*Provided information*:
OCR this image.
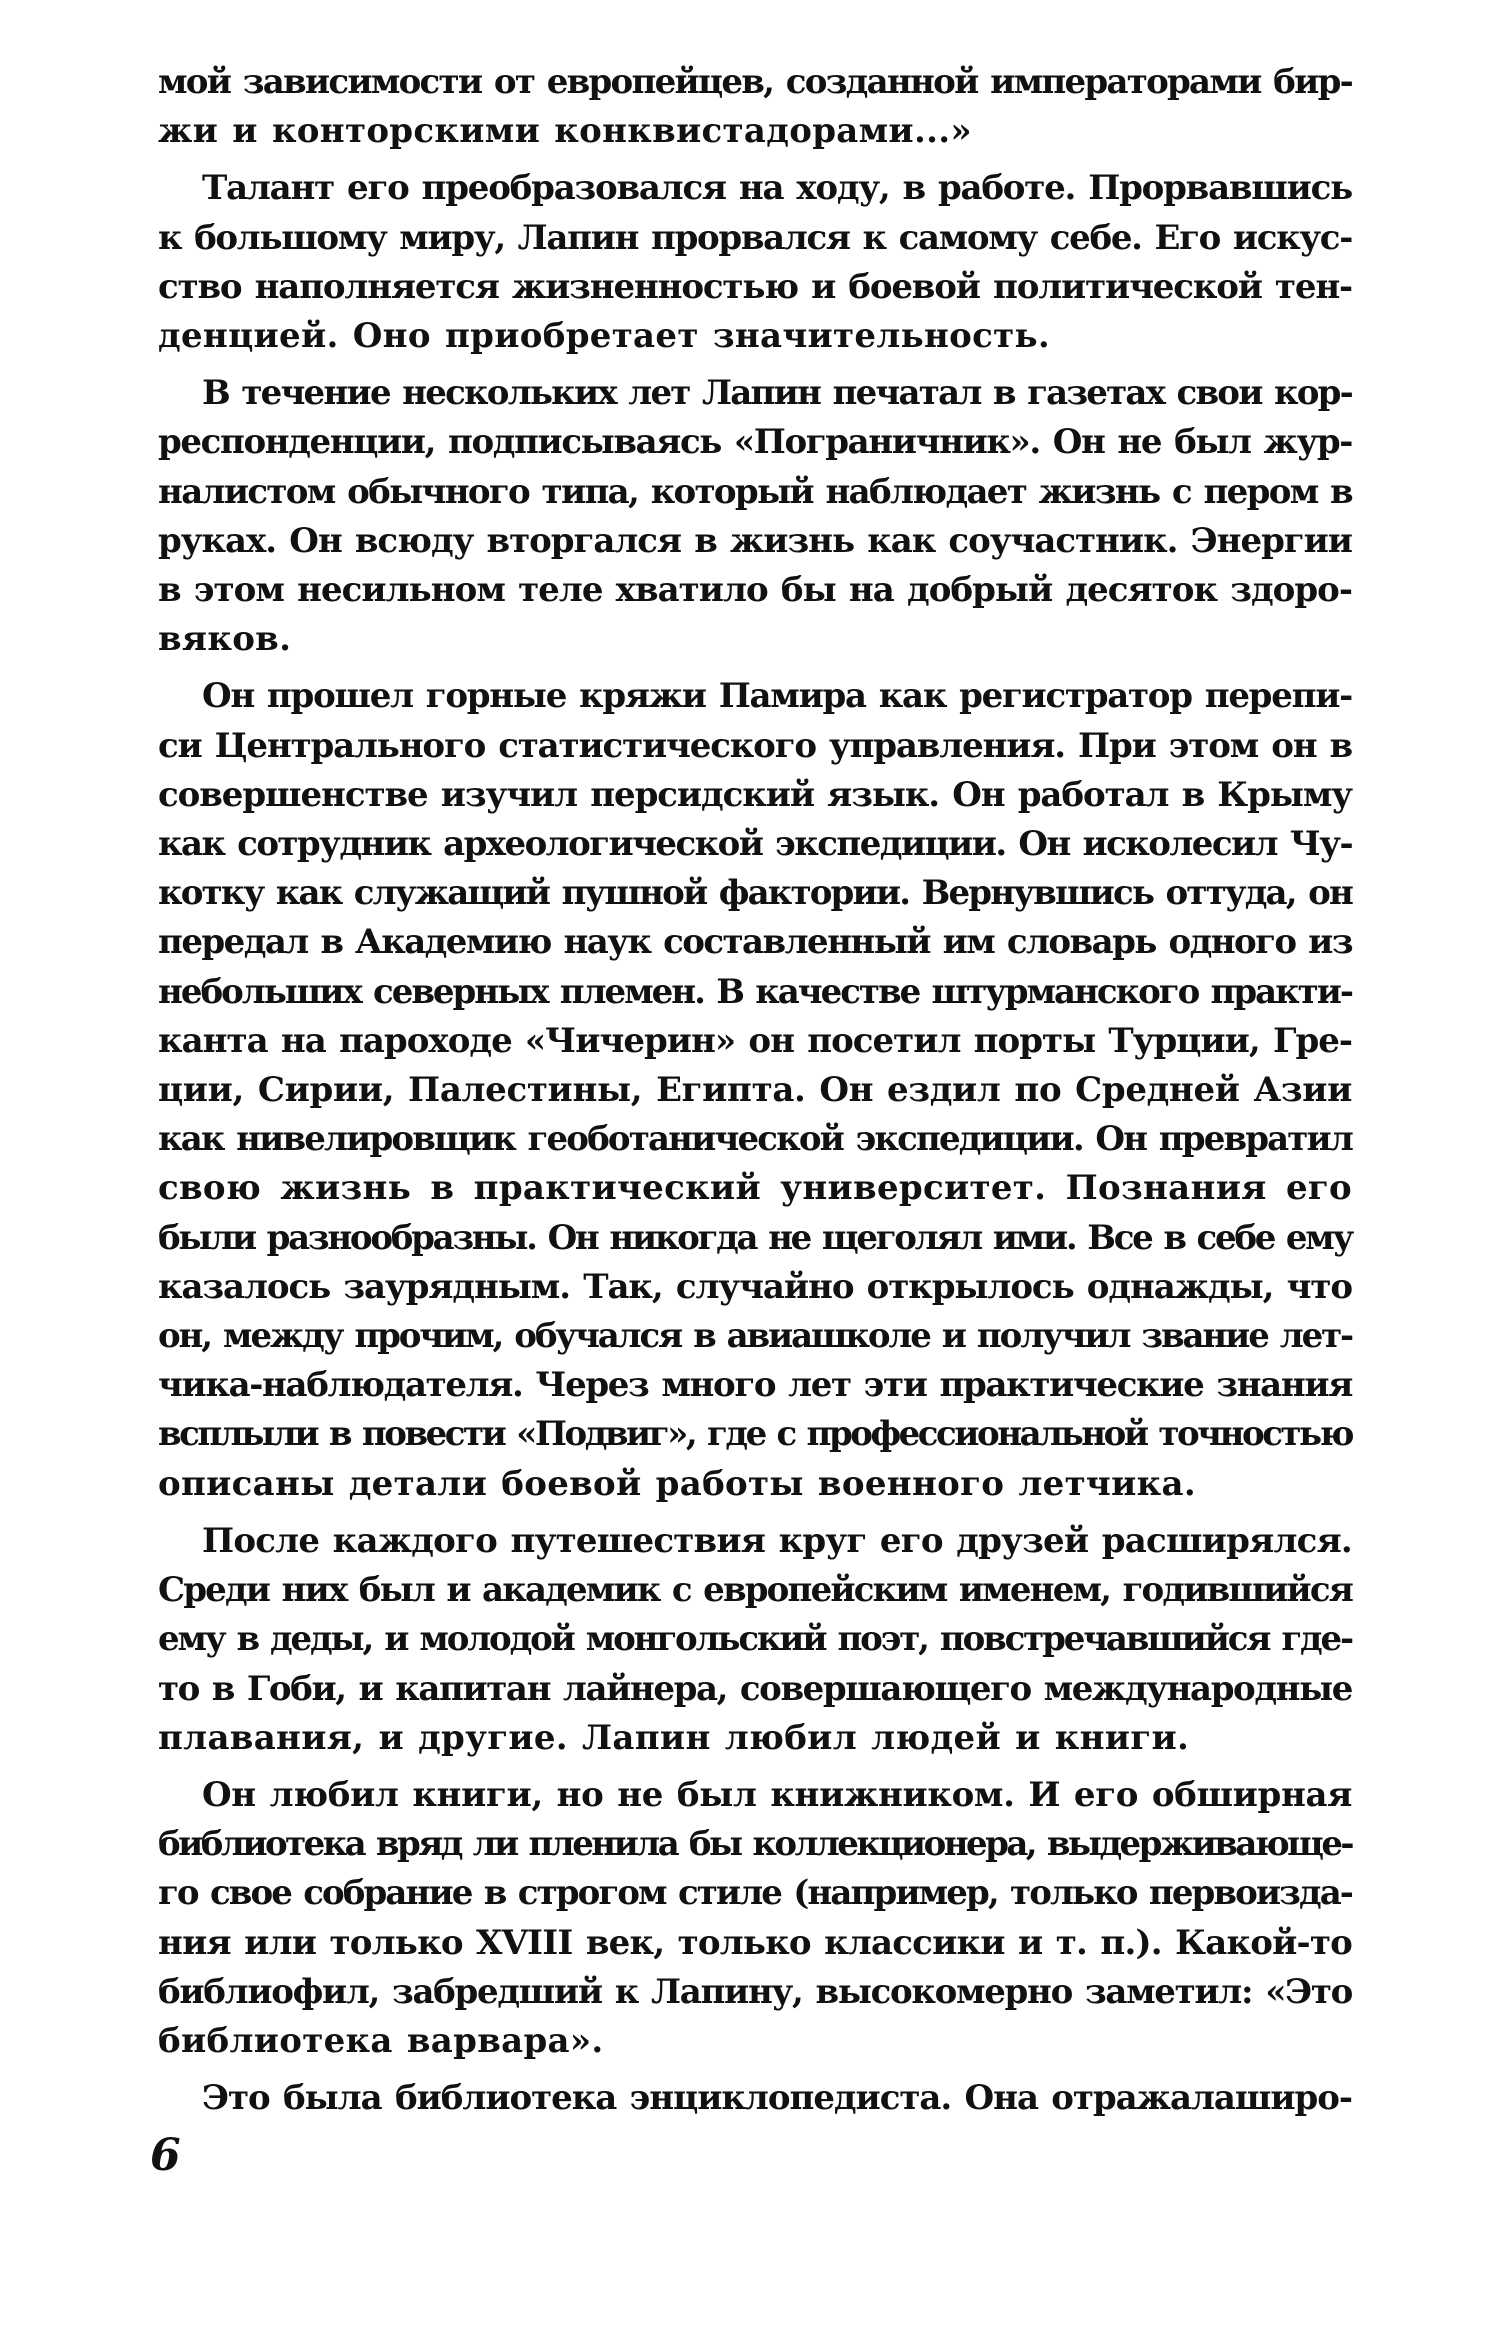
мой зависимости от европейцев, созданной императорами бир-
жи и конторскими конквистадорами...»

Талант его преобразовался на ходу, в работе. Прорвавшись
к большому миру, Лапин прорвался к самому себе. Его искус-
ство наполняется жизненностью и боевой политической тен-
денцией. Оно приобретает значительность.

В течение нескольких лет Лапин печатал в газетах свои кор-
респонденции, подписываясь «Пограничник». Он не был жур-
налистом обычного типа, который наблюдает жизнь с пером в
руках. Он всюду вторгался в жизнь как соучастник. Энергии
в этом несильном теле хватило бы на добрый десяток здоро-
вяков.

Он прошел горные кряжи Памира как регистратор перепи-
си Центрального статистического управления. При этом он в
совершенстве изучил персидский язык. Он работал в Крыму
как сотрудник археологической экспедиции. Он исколесил Чу-
котку как служащий пушной фактории. Вернувшись оттуда, он
передал в Академию наук составленный им словарь одного из
небольших северных племен. В качестве штурманского практи-
канта на пароходе «Чичерин» он посетил порты Турции, Гре-
ции, Сирии, Палестины, Египта. Он ездил по Средней Азии
как нивелировщик геоботанической экспедиции. Он превратил
свою жизнь в практический университет. Познания его
были разнообразны. Он никогда не щеголял ими. Все в себе ему
казалось заурядным. Так, случайно открылось однажды, что
он, между прочим, обучался в авиашколе и получил звание лет-
чика-наблюдателя. Через много лет эти практические знания
всплыли в повести «Подвиг», где с профессиональной точностью
описаны детали боевой работы военного летчика.

После каждого путешествия круг его друзей расширялся.
Среди них был и академик с европейским именем, годившийся
ему в деды, и молодой монгольский поэт, повстречавшийся где-
то в Гоби, и капитан лайнера, совершающего международные
плавания, и другие. Лапин любил людей и книги.

Он любил книги, но не был книжником. И его обширная
библиотека вряд ли пленила бы коллекционера, выдерживающе-
го свое собрание в строгом стиле (например, только первоизда-
ния или только XVIII век, только классики и т. п.). Какой-то
библиофил, забредший к Лапину, высокомерно заметил: «Это
библиотека варвара».

Это была библиотека энциклопедиста. Она отражалаширо-

6
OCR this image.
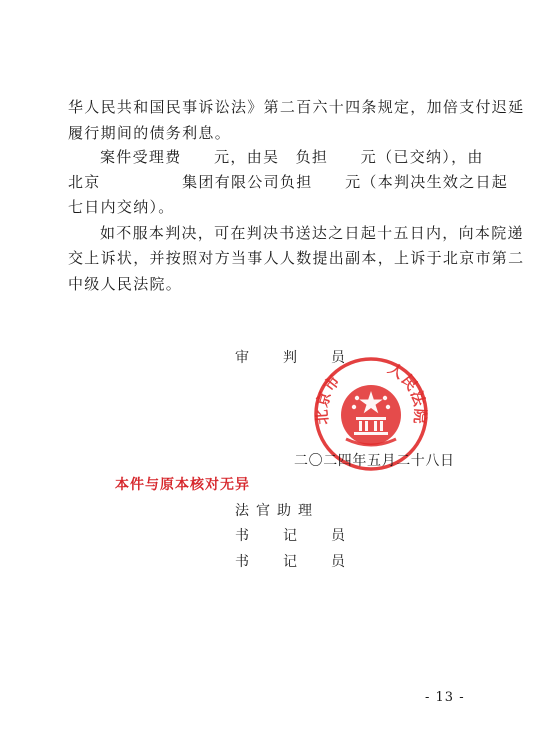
华人民共和国民事诉讼法》第二百六十四条规定，加倍支付迟延
履行期间的债务利息。
案件受理费　　元，由吴　负担　　元（已交纳），由
北京　　　　　集团有限公司负担　　元（本判决生效之日起
七日内交纳）。
如不服本判决，可在判决书送达之日起十五日内，向本院递
交上诉状，并按照对方当事人人数提出副本，上诉于北京市第二
中级人民法院。
北京市　　　人民法院
审　判　员
二〇二四年五月二十八日
本件与原本核对无异
法官助理
书　记　员
书　记　员
- 13 -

*What you need to do*:
Quote the records above exactly, leaving out any pictures.

*Result for this task*:
OCR this image.
мой зависимости от европейцев, созданной императорами бир-
жи и конторскими конквистадорами...»

Талант его преобразовался на ходу, в работе. Прорвавшись
к большому миру, Лапин прорвался к самому себе. Его искус-
ство наполняется жизненностью и боевой политической тен-
денцией. Оно приобретает значительность.

В течение нескольких лет Лапин печатал в газетах свои кор-
респонденции, подписываясь «Пограничник». Он не был жур-
налистом обычного типа, который наблюдает жизнь с пером в
руках. Он всюду вторгался в жизнь как соучастник. Энергии
в этом несильном теле хватило бы на добрый десяток здоро-
вяков.

Он прошел горные кряжи Памира как регистратор перепи-
си Центрального статистического управления. При этом он в
совершенстве изучил персидский язык. Он работал в Крыму
как сотрудник археологической экспедиции. Он исколесил Чу-
котку как служащий пушной фактории. Вернувшись оттуда, он
передал в Академию наук составленный им словарь одного из
небольших северных племен. В качестве штурманского практи-
канта на пароходе «Чичерин» он посетил порты Турции, Гре-
ции, Сирии, Палестины, Египта. Он ездил по Средней Азии
как нивелировщик геоботанической экспедиции. Он превратил
свою жизнь в практический университет. Познания его
были разнообразны. Он никогда не щеголял ими. Все в себе ему
казалось заурядным. Так, случайно открылось однажды, что
он, между прочим, обучался в авиашколе и получил звание лет-
чика-наблюдателя. Через много лет эти практические знания
всплыли в повести «Подвиг», где с профессиональной точностью
описаны детали боевой работы военного летчика.

После каждого путешествия круг его друзей расширялся.
Среди них был и академик с европейским именем, годившийся
ему в деды, и молодой монгольский поэт, повстречавшийся где-
то в Гоби, и капитан лайнера, совершающего международные
плавания, и другие. Лапин любил людей и книги.

Он любил книги, но не был книжником. И его обширная
библиотека вряд ли пленила бы коллекционера, выдерживающе-
го свое собрание в строгом стиле (например, только первоизда-
ния или только XVIII век, только классики и т. п.). Какой-то
библиофил, забредший к Лапину, высокомерно заметил: «Это
библиотека варвара».

Это была библиотека энциклопедиста. Она отражалаширо-

6
OCR this image.
华人民共和国民事诉讼法》第二百六十四条规定，加倍支付迟延
履行期间的债务利息。
案件受理费　　元，由吴　负担　　元（已交纳），由
北京　　　　　集团有限公司负担　　元（本判决生效之日起
七日内交纳）。
如不服本判决，可在判决书送达之日起十五日内，向本院递
交上诉状，并按照对方当事人人数提出副本，上诉于北京市第二
中级人民法院。
北京市　　　人民法院
审　判　员
二〇二四年五月二十八日
本件与原本核对无异
法官助理
书　记　员
书　记　员
- 13 -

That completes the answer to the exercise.